### THE TASK
Gather every line holding the string "JSON".

▼

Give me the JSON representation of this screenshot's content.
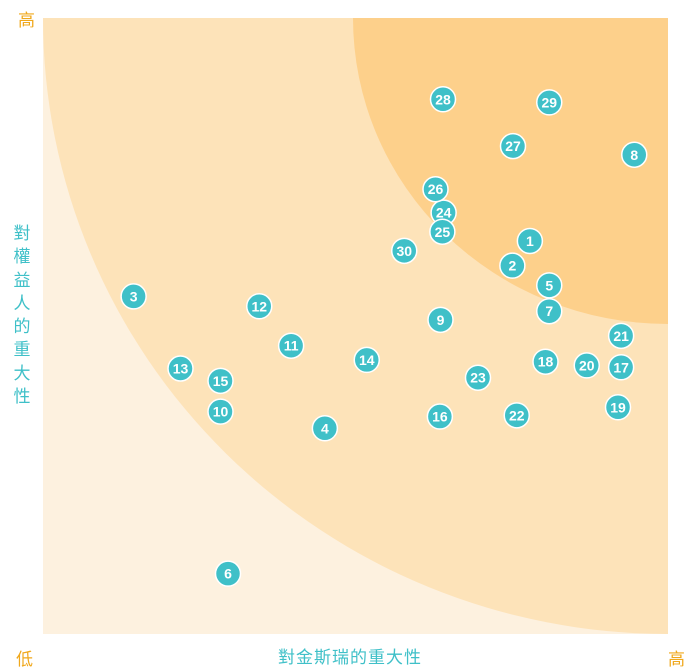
{
  "chart_data": {
    "type": "scatter",
    "xlabel": "對金斯瑞的重大性",
    "ylabel": "對權益人的重大性",
    "x_low_label": "低",
    "x_high_label": "高",
    "y_high_label": "高",
    "xlim": [
      0,
      100
    ],
    "ylim": [
      0,
      100
    ],
    "grid": false,
    "colors": {
      "zone_low": "#fdf1df",
      "zone_mid": "#fde3b9",
      "zone_high": "#fdd08b",
      "point": "#3fc0c8",
      "point_text": "#ffffff",
      "axis_end": "#f0a81c",
      "axis_label": "#3fc0c8"
    },
    "points": [
      {
        "label": "1",
        "x": 77.9,
        "y": 63.8
      },
      {
        "label": "2",
        "x": 75.1,
        "y": 59.8
      },
      {
        "label": "3",
        "x": 14.5,
        "y": 54.8
      },
      {
        "label": "4",
        "x": 45.1,
        "y": 33.4
      },
      {
        "label": "5",
        "x": 81.0,
        "y": 56.6
      },
      {
        "label": "6",
        "x": 29.6,
        "y": 9.8
      },
      {
        "label": "7",
        "x": 81.0,
        "y": 52.4
      },
      {
        "label": "8",
        "x": 94.6,
        "y": 77.8
      },
      {
        "label": "9",
        "x": 63.6,
        "y": 51.0
      },
      {
        "label": "10",
        "x": 28.4,
        "y": 36.1
      },
      {
        "label": "11",
        "x": 39.7,
        "y": 46.8
      },
      {
        "label": "12",
        "x": 34.6,
        "y": 53.2
      },
      {
        "label": "13",
        "x": 22.0,
        "y": 43.1
      },
      {
        "label": "14",
        "x": 51.8,
        "y": 44.5
      },
      {
        "label": "15",
        "x": 28.4,
        "y": 41.1
      },
      {
        "label": "16",
        "x": 63.5,
        "y": 35.3
      },
      {
        "label": "17",
        "x": 92.5,
        "y": 43.3
      },
      {
        "label": "18",
        "x": 80.4,
        "y": 44.2
      },
      {
        "label": "19",
        "x": 92.0,
        "y": 36.8
      },
      {
        "label": "20",
        "x": 87.0,
        "y": 43.6
      },
      {
        "label": "21",
        "x": 92.5,
        "y": 48.4
      },
      {
        "label": "22",
        "x": 75.8,
        "y": 35.5
      },
      {
        "label": "23",
        "x": 69.6,
        "y": 41.6
      },
      {
        "label": "24",
        "x": 64.1,
        "y": 68.4
      },
      {
        "label": "25",
        "x": 63.9,
        "y": 65.3
      },
      {
        "label": "26",
        "x": 62.8,
        "y": 72.2
      },
      {
        "label": "27",
        "x": 75.2,
        "y": 79.2
      },
      {
        "label": "28",
        "x": 64.0,
        "y": 86.8
      },
      {
        "label": "29",
        "x": 81.0,
        "y": 86.3
      },
      {
        "label": "30",
        "x": 57.8,
        "y": 62.2
      }
    ]
  }
}
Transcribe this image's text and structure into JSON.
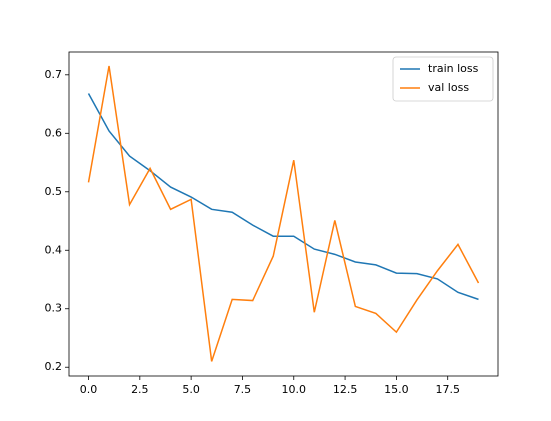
{
  "chart_data": {
    "type": "line",
    "x": [
      0,
      1,
      2,
      3,
      4,
      5,
      6,
      7,
      8,
      9,
      10,
      11,
      12,
      13,
      14,
      15,
      16,
      17,
      18,
      19
    ],
    "series": [
      {
        "name": "train loss",
        "color": "#1f77b4",
        "values": [
          0.668,
          0.604,
          0.561,
          0.536,
          0.508,
          0.491,
          0.47,
          0.465,
          0.443,
          0.424,
          0.424,
          0.402,
          0.393,
          0.38,
          0.375,
          0.361,
          0.36,
          0.351,
          0.328,
          0.316
        ]
      },
      {
        "name": "val loss",
        "color": "#ff7f0e",
        "values": [
          0.516,
          0.715,
          0.478,
          0.54,
          0.47,
          0.487,
          0.21,
          0.316,
          0.314,
          0.39,
          0.554,
          0.294,
          0.451,
          0.304,
          0.292,
          0.26,
          0.315,
          0.365,
          0.41,
          0.344
        ]
      }
    ],
    "xlim": [
      -0.95,
      19.95
    ],
    "xticks": [
      {
        "value": 0,
        "label": "0.0"
      },
      2.5,
      {
        "value": 5,
        "label": "5.0"
      },
      7.5,
      {
        "value": 10,
        "label": "10.0"
      },
      12.5,
      {
        "value": 15,
        "label": "15.0"
      },
      17.5
    ],
    "ylim": [
      0.185,
      0.739
    ],
    "yticks": [
      0.2,
      0.3,
      0.4,
      0.5,
      0.6,
      0.7
    ],
    "legend": "upper right"
  }
}
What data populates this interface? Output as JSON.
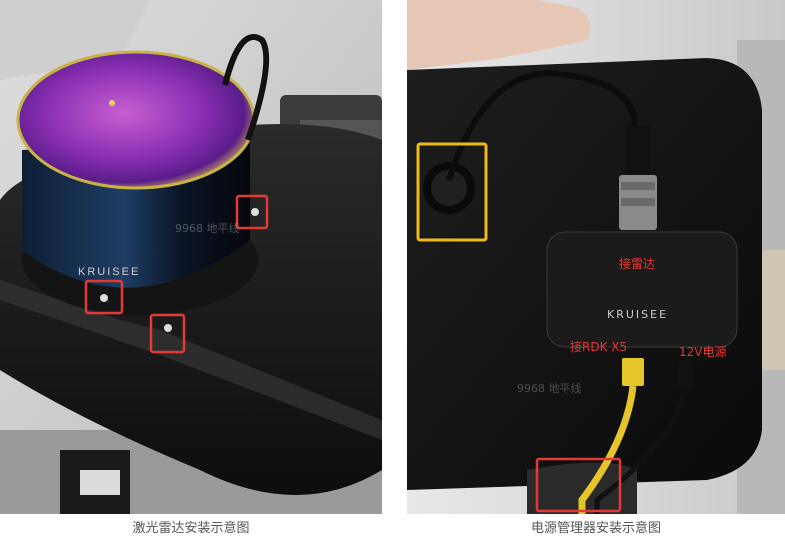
{
  "images": {
    "left": {
      "device_brand": "KRUISEE",
      "watermark": "9968 地平线",
      "highlight_color": "#e53935"
    },
    "right": {
      "device_brand": "KRUISEE",
      "watermark": "9968 地平线",
      "labels": {
        "radar_port": "接雷达",
        "rdk_port": "接RDK X5",
        "power_port": "12V电源"
      },
      "highlight_color_red": "#e53935",
      "highlight_color_yellow": "#f1b81c"
    }
  },
  "captions": {
    "left": "激光雷达安装示意图",
    "right": "电源管理器安装示意图"
  }
}
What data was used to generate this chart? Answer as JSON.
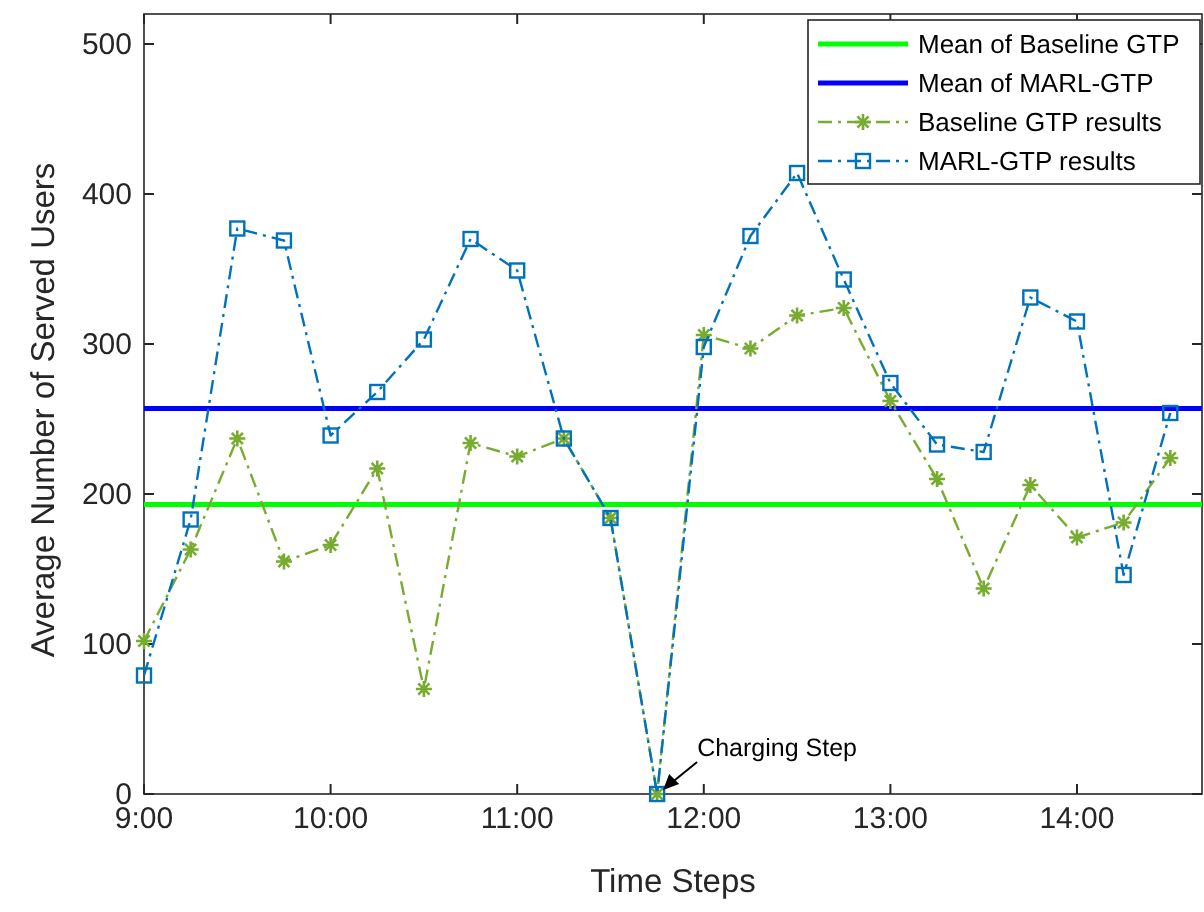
{
  "chart_data": {
    "type": "line",
    "xlabel": "Time Steps",
    "ylabel": "Average Number of Served Users",
    "x": [
      9,
      9.25,
      9.5,
      9.75,
      10,
      10.25,
      10.5,
      10.75,
      11,
      11.25,
      11.5,
      11.75,
      12,
      12.25,
      12.5,
      12.75,
      13,
      13.25,
      13.5,
      13.75,
      14,
      14.25,
      14.5
    ],
    "series": [
      {
        "name": "Baseline GTP results",
        "color": "#77ac30",
        "marker": "cross",
        "line_style": "dashed",
        "values": [
          102,
          163,
          237,
          155,
          166,
          217,
          70,
          234,
          225,
          237,
          184,
          0,
          306,
          297,
          319,
          324,
          262,
          210,
          137,
          206,
          171,
          181,
          224
        ]
      },
      {
        "name": "MARL-GTP results",
        "color": "#0072bd",
        "marker": "square",
        "line_style": "dashed",
        "values": [
          79,
          183,
          377,
          369,
          239,
          268,
          303,
          370,
          349,
          237,
          184,
          0,
          298,
          372,
          414,
          343,
          274,
          233,
          228,
          331,
          315,
          146,
          254
        ]
      }
    ],
    "ref_lines": [
      {
        "axis": "y",
        "value": 193,
        "label": "Mean of Baseline GTP",
        "color": "#00ff00"
      },
      {
        "axis": "y",
        "value": 257,
        "label": "Mean of MARL-GTP",
        "color": "#0000ff"
      }
    ],
    "annotations": [
      {
        "text": "Charging Step",
        "x": 11.75,
        "y": 0
      }
    ],
    "xlim": [
      9,
      14.67
    ],
    "ylim": [
      0,
      520
    ],
    "xticks": [
      {
        "value": 9,
        "label": "9:00"
      },
      {
        "value": 10,
        "label": "10:00"
      },
      {
        "value": 11,
        "label": "11:00"
      },
      {
        "value": 12,
        "label": "12:00"
      },
      {
        "value": 13,
        "label": "13:00"
      },
      {
        "value": 14,
        "label": "14:00"
      }
    ],
    "yticks": [
      0,
      100,
      200,
      300,
      400,
      500
    ],
    "grid": false,
    "legend": "top right"
  }
}
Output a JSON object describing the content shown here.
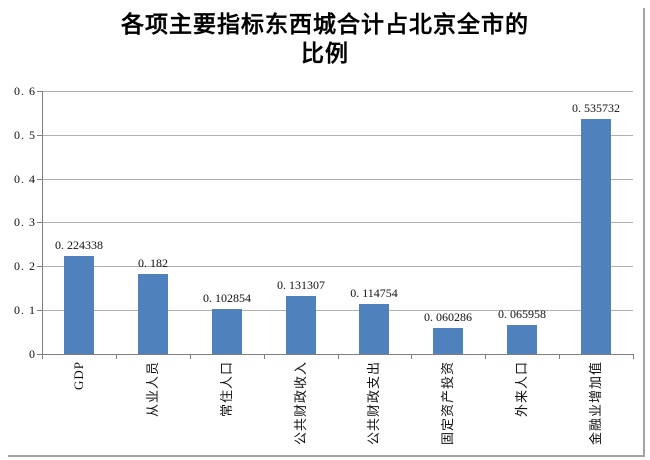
{
  "chart_data": {
    "type": "bar",
    "title": "各项主要指标东西城合计占北京全市的比例",
    "title_lines": [
      "各项主要指标东西城合计占北京全市的",
      "比例"
    ],
    "categories": [
      "GDP",
      "从业人员",
      "常住人口",
      "公共财政收入",
      "公共财政支出",
      "固定资产投资",
      "外来人口",
      "金融业增加值"
    ],
    "values": [
      0.224338,
      0.182,
      0.102854,
      0.131307,
      0.114754,
      0.060286,
      0.065958,
      0.535732
    ],
    "value_labels": [
      "0. 224338",
      "0. 182",
      "0. 102854",
      "0. 131307",
      "0. 114754",
      "0. 060286",
      "0. 065958",
      "0. 535732"
    ],
    "xlabel": "",
    "ylabel": "",
    "ylim": [
      0,
      0.6
    ],
    "ytick_step": 0.1,
    "ytick_labels": [
      "0",
      "0. 1",
      "0. 2",
      "0. 3",
      "0. 4",
      "0. 5",
      "0. 6"
    ],
    "grid": true,
    "legend": "none",
    "bar_color": "#4f81bd",
    "gridline_color": "#b0b0b0",
    "axis_color": "#7f7f7f"
  }
}
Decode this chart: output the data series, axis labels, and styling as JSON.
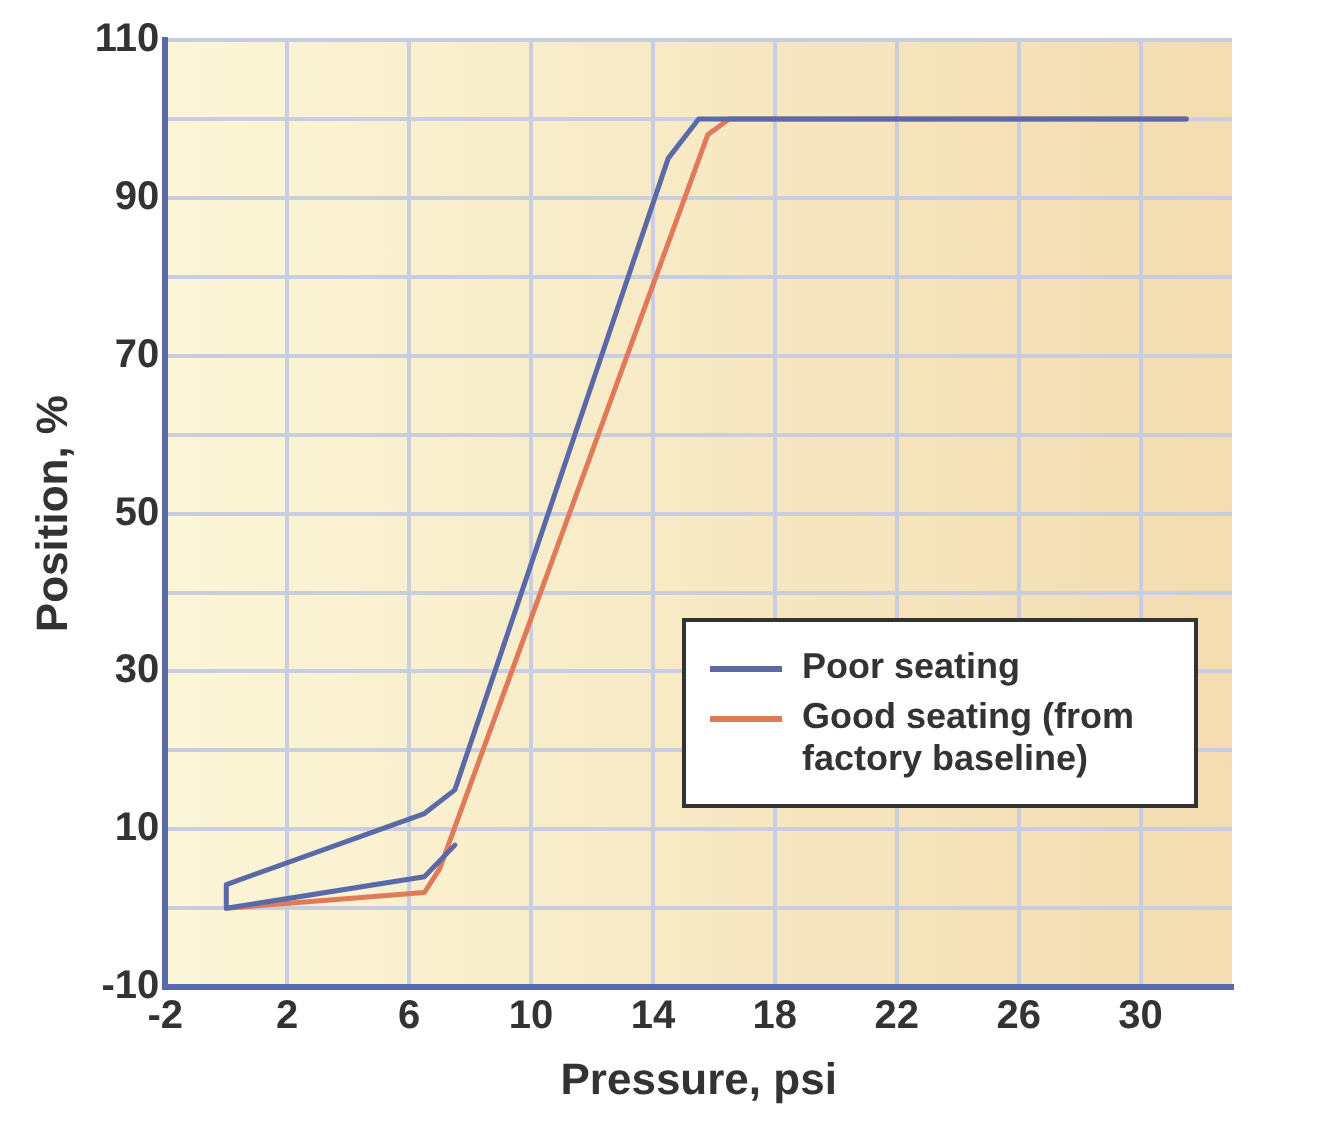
{
  "chart_data": {
    "type": "line",
    "xlabel": "Pressure, psi",
    "ylabel": "Position, %",
    "xlim": [
      -2,
      33
    ],
    "xticks": [
      -2,
      2,
      6,
      10,
      14,
      18,
      22,
      26,
      30
    ],
    "ylim": [
      -10,
      110
    ],
    "yticks": [
      -10,
      {
        "value": 0,
        "label": null
      },
      10,
      {
        "value": 20,
        "label": null
      },
      30,
      {
        "value": 40,
        "label": null
      },
      50,
      {
        "value": 60,
        "label": null
      },
      70,
      {
        "value": 80,
        "label": null
      },
      90,
      {
        "value": 100,
        "label": null
      },
      110
    ],
    "grid": true,
    "legend": "bottom right",
    "series": [
      {
        "name": "Poor seating",
        "color": "#5a6aa8",
        "x": [
          31.5,
          15.5,
          14.5,
          7.5,
          6.5,
          0,
          0,
          6.5,
          7.5
        ],
        "values": [
          100,
          100,
          95,
          15,
          12,
          3,
          0,
          4,
          8
        ]
      },
      {
        "name": "Good seating (from factory baseline)",
        "color": "#e07a5a",
        "x": [
          0,
          6.5,
          7,
          15.8,
          16.5,
          31.5
        ],
        "values": [
          0,
          2,
          5,
          98,
          100,
          100
        ]
      }
    ]
  }
}
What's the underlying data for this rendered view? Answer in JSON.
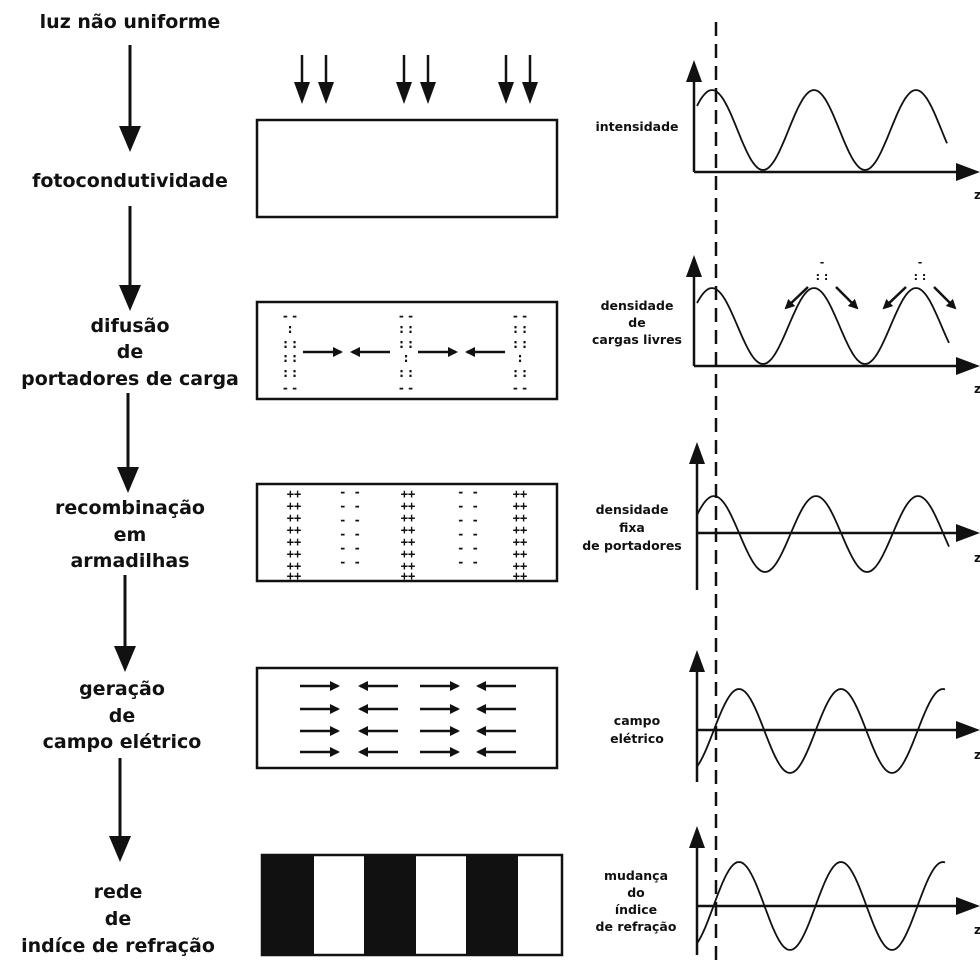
{
  "title": "luz não uniforme",
  "stages": [
    {
      "lines": [
        "fotocondutividade"
      ],
      "plot_label": [
        "intensidade"
      ]
    },
    {
      "lines": [
        "difusão",
        "de",
        "portadores de carga"
      ],
      "plot_label": [
        "densidade",
        "de",
        "cargas livres"
      ]
    },
    {
      "lines": [
        "recombinação",
        "em",
        "armadilhas"
      ],
      "plot_label": [
        "densidade",
        "fixa",
        "de portadores"
      ]
    },
    {
      "lines": [
        "geração",
        "de",
        "campo elétrico"
      ],
      "plot_label": [
        "campo",
        "elétrico"
      ]
    },
    {
      "lines": [
        "rede",
        "de",
        "indíce de refração"
      ],
      "plot_label": [
        "mudança",
        "do",
        "índice",
        "de refração"
      ]
    }
  ],
  "axis_label": "z",
  "colors": {
    "ink": "#111111",
    "background": "#ffffff"
  }
}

▲

### TASK SOLUTION
Give me the JSON representation of this screenshot's content.
Transcribe this image's text and structure into JSON.
What data populates this interface? Output as JSON.
What data was used to generate this chart? Answer as JSON.
Output a JSON object describing the content shown here.
Decode this chart: output the data series, axis labels, and styling as JSON.
What's the underlying data for this rendered view? Answer in JSON.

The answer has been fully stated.